§ EXERCISE INSTRUCTIONS
Reproduce the listing below without changes, except that pictures are left out.

§ INFORMATION SHOWN

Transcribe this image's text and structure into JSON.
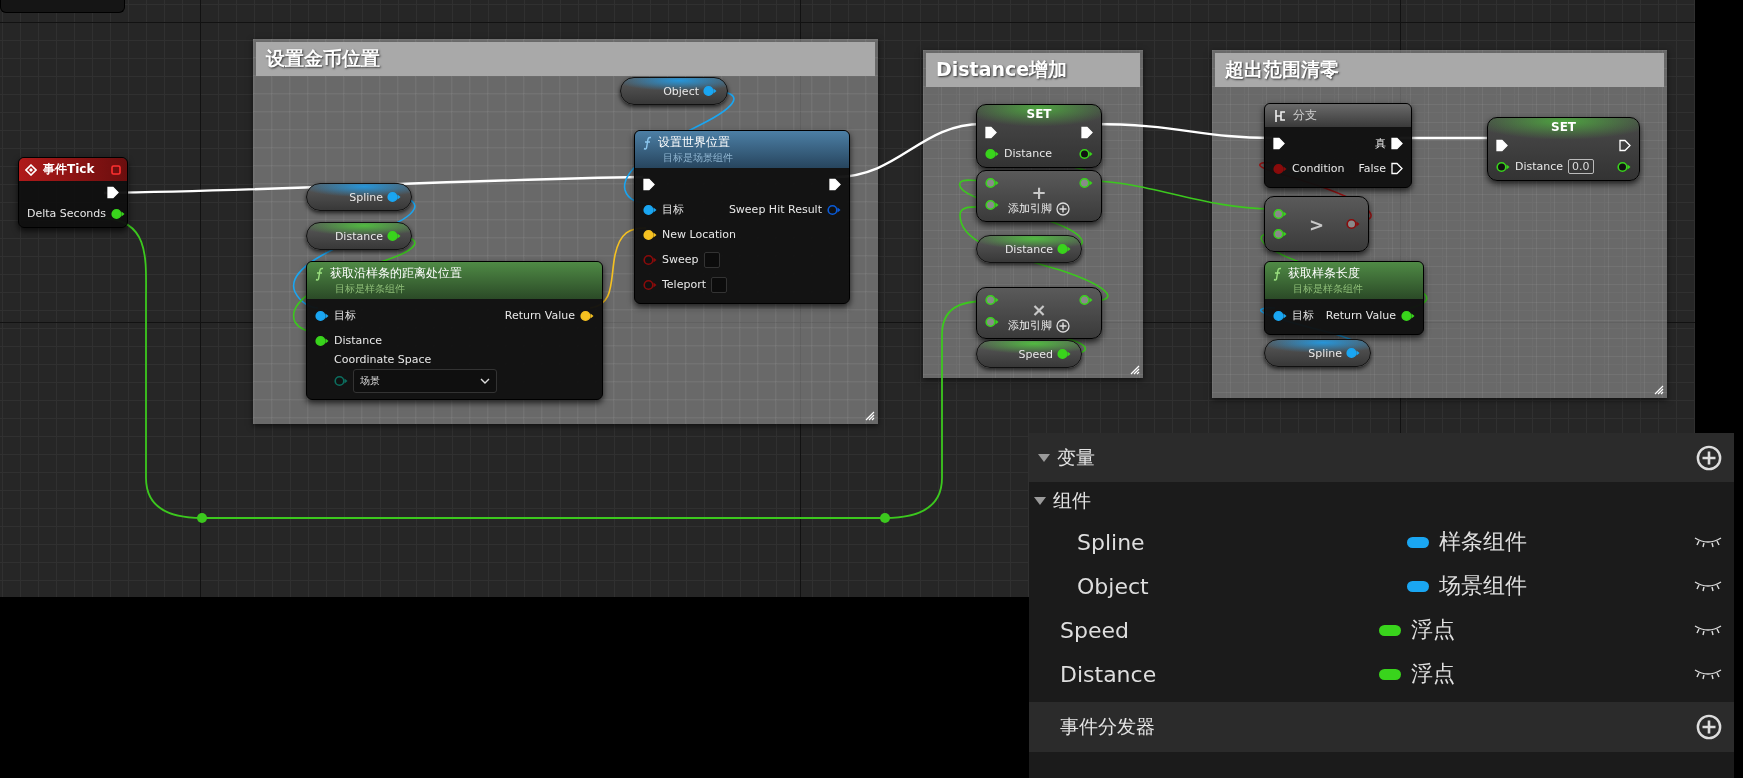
{
  "comments": [
    {
      "title": "设置金币位置"
    },
    {
      "title": "Distance增加"
    },
    {
      "title": "超出范围清零"
    }
  ],
  "nodes": [
    {
      "kind": "event",
      "title": "事件Tick",
      "outputs": [
        {
          "kind": "exec",
          "connected": true
        },
        {
          "label": "Delta Seconds",
          "kind": "float",
          "connected": true
        }
      ]
    },
    {
      "kind": "getter",
      "label": "Spline",
      "pin": {
        "kind": "object",
        "connected": true
      }
    },
    {
      "kind": "getter",
      "label": "Distance",
      "pin": {
        "kind": "float",
        "connected": true
      }
    },
    {
      "kind": "function",
      "title": "获取沿样条的距离处位置",
      "subtitle": "目标是样条组件",
      "pure": true,
      "inputs": [
        {
          "label": "目标",
          "kind": "object",
          "connected": true
        },
        {
          "label": "Distance",
          "kind": "float",
          "connected": true
        },
        {
          "label": "Coordinate Space",
          "kind": "enum",
          "connected": false,
          "value": "场景"
        }
      ],
      "outputs": [
        {
          "label": "Return Value",
          "kind": "vector",
          "connected": true
        }
      ]
    },
    {
      "kind": "getter",
      "label": "Object",
      "pin": {
        "kind": "object",
        "connected": true
      }
    },
    {
      "kind": "function",
      "title": "设置世界位置",
      "subtitle": "目标是场景组件",
      "pure": false,
      "inputs": [
        {
          "kind": "exec",
          "connected": true
        },
        {
          "label": "目标",
          "kind": "object",
          "connected": true
        },
        {
          "label": "New Location",
          "kind": "vector",
          "connected": true
        },
        {
          "label": "Sweep",
          "kind": "bool",
          "connected": false,
          "checked": false
        },
        {
          "label": "Teleport",
          "kind": "bool",
          "connected": false,
          "checked": false
        }
      ],
      "outputs": [
        {
          "kind": "exec",
          "connected": true
        },
        {
          "label": "Sweep Hit Result",
          "kind": "struct",
          "connected": false
        }
      ]
    },
    {
      "kind": "set",
      "title": "SET",
      "inputs": [
        {
          "kind": "exec",
          "connected": true
        },
        {
          "label": "Distance",
          "kind": "float",
          "connected": true
        }
      ],
      "outputs": [
        {
          "kind": "exec",
          "connected": true
        },
        {
          "kind": "float",
          "connected": false
        }
      ]
    },
    {
      "kind": "math",
      "operator": "+",
      "add_pin": "添加引脚",
      "inputs": [
        {
          "kind": "float"
        },
        {
          "kind": "float"
        }
      ],
      "outputs": [
        {
          "kind": "float"
        }
      ]
    },
    {
      "kind": "getter",
      "label": "Distance",
      "pin": {
        "kind": "float",
        "connected": true
      }
    },
    {
      "kind": "math",
      "operator": "×",
      "add_pin": "添加引脚",
      "inputs": [
        {
          "kind": "float"
        },
        {
          "kind": "float"
        }
      ],
      "outputs": [
        {
          "kind": "float"
        }
      ]
    },
    {
      "kind": "getter",
      "label": "Speed",
      "pin": {
        "kind": "float",
        "connected": true
      }
    },
    {
      "kind": "branch",
      "title": "分支",
      "inputs": [
        {
          "kind": "exec",
          "connected": true
        },
        {
          "label": "Condition",
          "kind": "bool",
          "connected": true
        }
      ],
      "outputs": [
        {
          "label": "真",
          "kind": "exec",
          "connected": true
        },
        {
          "label": "False",
          "kind": "exec",
          "connected": false
        }
      ]
    },
    {
      "kind": "compare",
      "operator": ">",
      "inputs": [
        {
          "kind": "float"
        },
        {
          "kind": "float"
        }
      ],
      "outputs": [
        {
          "kind": "bool"
        }
      ]
    },
    {
      "kind": "function",
      "title": "获取样条长度",
      "subtitle": "目标是样条组件",
      "pure": true,
      "inputs": [
        {
          "label": "目标",
          "kind": "object",
          "connected": true
        }
      ],
      "outputs": [
        {
          "label": "Return Value",
          "kind": "float",
          "connected": true
        }
      ]
    },
    {
      "kind": "getter",
      "label": "Spline",
      "pin": {
        "kind": "object",
        "connected": true
      }
    },
    {
      "kind": "set",
      "title": "SET",
      "inputs": [
        {
          "kind": "exec",
          "connected": true
        },
        {
          "label": "Distance",
          "kind": "float",
          "connected": false,
          "value": "0.0"
        }
      ],
      "outputs": [
        {
          "kind": "exec",
          "connected": false
        },
        {
          "kind": "float",
          "connected": false
        }
      ]
    }
  ],
  "my_blueprint": {
    "variables_header": {
      "title": "变量",
      "expanded": true
    },
    "groups": [
      {
        "title": "组件",
        "expanded": true,
        "items": [
          {
            "name": "Spline",
            "type": "样条组件",
            "color": "#1aa6f2"
          },
          {
            "name": "Object",
            "type": "场景组件",
            "color": "#1aa6f2"
          }
        ]
      }
    ],
    "variables": [
      {
        "name": "Speed",
        "type": "浮点",
        "color": "#39d41c"
      },
      {
        "name": "Distance",
        "type": "浮点",
        "color": "#39d41c"
      }
    ],
    "dispatchers_header": {
      "title": "事件分发器"
    }
  }
}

§ TASK OUTPUT
Transcribe this image's text and structure into JSON.
{
  "comments": [
    {
      "title": "设置金币位置"
    },
    {
      "title": "Distance增加"
    },
    {
      "title": "超出范围清零"
    }
  ],
  "nodes": [
    {
      "kind": "event",
      "title": "事件Tick",
      "outputs": [
        {
          "kind": "exec",
          "connected": true
        },
        {
          "label": "Delta Seconds",
          "kind": "float",
          "connected": true
        }
      ]
    },
    {
      "kind": "getter",
      "label": "Spline",
      "pin": {
        "kind": "object",
        "connected": true
      }
    },
    {
      "kind": "getter",
      "label": "Distance",
      "pin": {
        "kind": "float",
        "connected": true
      }
    },
    {
      "kind": "function",
      "title": "获取沿样条的距离处位置",
      "subtitle": "目标是样条组件",
      "pure": true,
      "inputs": [
        {
          "label": "目标",
          "kind": "object",
          "connected": true
        },
        {
          "label": "Distance",
          "kind": "float",
          "connected": true
        },
        {
          "label": "Coordinate Space",
          "kind": "enum",
          "connected": false,
          "value": "场景"
        }
      ],
      "outputs": [
        {
          "label": "Return Value",
          "kind": "vector",
          "connected": true
        }
      ]
    },
    {
      "kind": "getter",
      "label": "Object",
      "pin": {
        "kind": "object",
        "connected": true
      }
    },
    {
      "kind": "function",
      "title": "设置世界位置",
      "subtitle": "目标是场景组件",
      "pure": false,
      "inputs": [
        {
          "kind": "exec",
          "connected": true
        },
        {
          "label": "目标",
          "kind": "object",
          "connected": true
        },
        {
          "label": "New Location",
          "kind": "vector",
          "connected": true
        },
        {
          "label": "Sweep",
          "kind": "bool",
          "connected": false,
          "checked": false
        },
        {
          "label": "Teleport",
          "kind": "bool",
          "connected": false,
          "checked": false
        }
      ],
      "outputs": [
        {
          "kind": "exec",
          "connected": true
        },
        {
          "label": "Sweep Hit Result",
          "kind": "struct",
          "connected": false
        }
      ]
    },
    {
      "kind": "set",
      "title": "SET",
      "inputs": [
        {
          "kind": "exec",
          "connected": true
        },
        {
          "label": "Distance",
          "kind": "float",
          "connected": true
        }
      ],
      "outputs": [
        {
          "kind": "exec",
          "connected": true
        },
        {
          "kind": "float",
          "connected": false
        }
      ]
    },
    {
      "kind": "math",
      "operator": "+",
      "add_pin": "添加引脚",
      "inputs": [
        {
          "kind": "float"
        },
        {
          "kind": "float"
        }
      ],
      "outputs": [
        {
          "kind": "float"
        }
      ]
    },
    {
      "kind": "getter",
      "label": "Distance",
      "pin": {
        "kind": "float",
        "connected": true
      }
    },
    {
      "kind": "math",
      "operator": "×",
      "add_pin": "添加引脚",
      "inputs": [
        {
          "kind": "float"
        },
        {
          "kind": "float"
        }
      ],
      "outputs": [
        {
          "kind": "float"
        }
      ]
    },
    {
      "kind": "getter",
      "label": "Speed",
      "pin": {
        "kind": "float",
        "connected": true
      }
    },
    {
      "kind": "branch",
      "title": "分支",
      "inputs": [
        {
          "kind": "exec",
          "connected": true
        },
        {
          "label": "Condition",
          "kind": "bool",
          "connected": true
        }
      ],
      "outputs": [
        {
          "label": "真",
          "kind": "exec",
          "connected": true
        },
        {
          "label": "False",
          "kind": "exec",
          "connected": false
        }
      ]
    },
    {
      "kind": "compare",
      "operator": ">",
      "inputs": [
        {
          "kind": "float"
        },
        {
          "kind": "float"
        }
      ],
      "outputs": [
        {
          "kind": "bool"
        }
      ]
    },
    {
      "kind": "function",
      "title": "获取样条长度",
      "subtitle": "目标是样条组件",
      "pure": true,
      "inputs": [
        {
          "label": "目标",
          "kind": "object",
          "connected": true
        }
      ],
      "outputs": [
        {
          "label": "Return Value",
          "kind": "float",
          "connected": true
        }
      ]
    },
    {
      "kind": "getter",
      "label": "Spline",
      "pin": {
        "kind": "object",
        "connected": true
      }
    },
    {
      "kind": "set",
      "title": "SET",
      "inputs": [
        {
          "kind": "exec",
          "connected": true
        },
        {
          "label": "Distance",
          "kind": "float",
          "connected": false,
          "value": "0.0"
        }
      ],
      "outputs": [
        {
          "kind": "exec",
          "connected": false
        },
        {
          "kind": "float",
          "connected": false
        }
      ]
    }
  ],
  "my_blueprint": {
    "variables_header": {
      "title": "变量",
      "expanded": true
    },
    "groups": [
      {
        "title": "组件",
        "expanded": true,
        "items": [
          {
            "name": "Spline",
            "type": "样条组件",
            "color": "#1aa6f2"
          },
          {
            "name": "Object",
            "type": "场景组件",
            "color": "#1aa6f2"
          }
        ]
      }
    ],
    "variables": [
      {
        "name": "Speed",
        "type": "浮点",
        "color": "#39d41c"
      },
      {
        "name": "Distance",
        "type": "浮点",
        "color": "#39d41c"
      }
    ],
    "dispatchers_header": {
      "title": "事件分发器"
    }
  }
}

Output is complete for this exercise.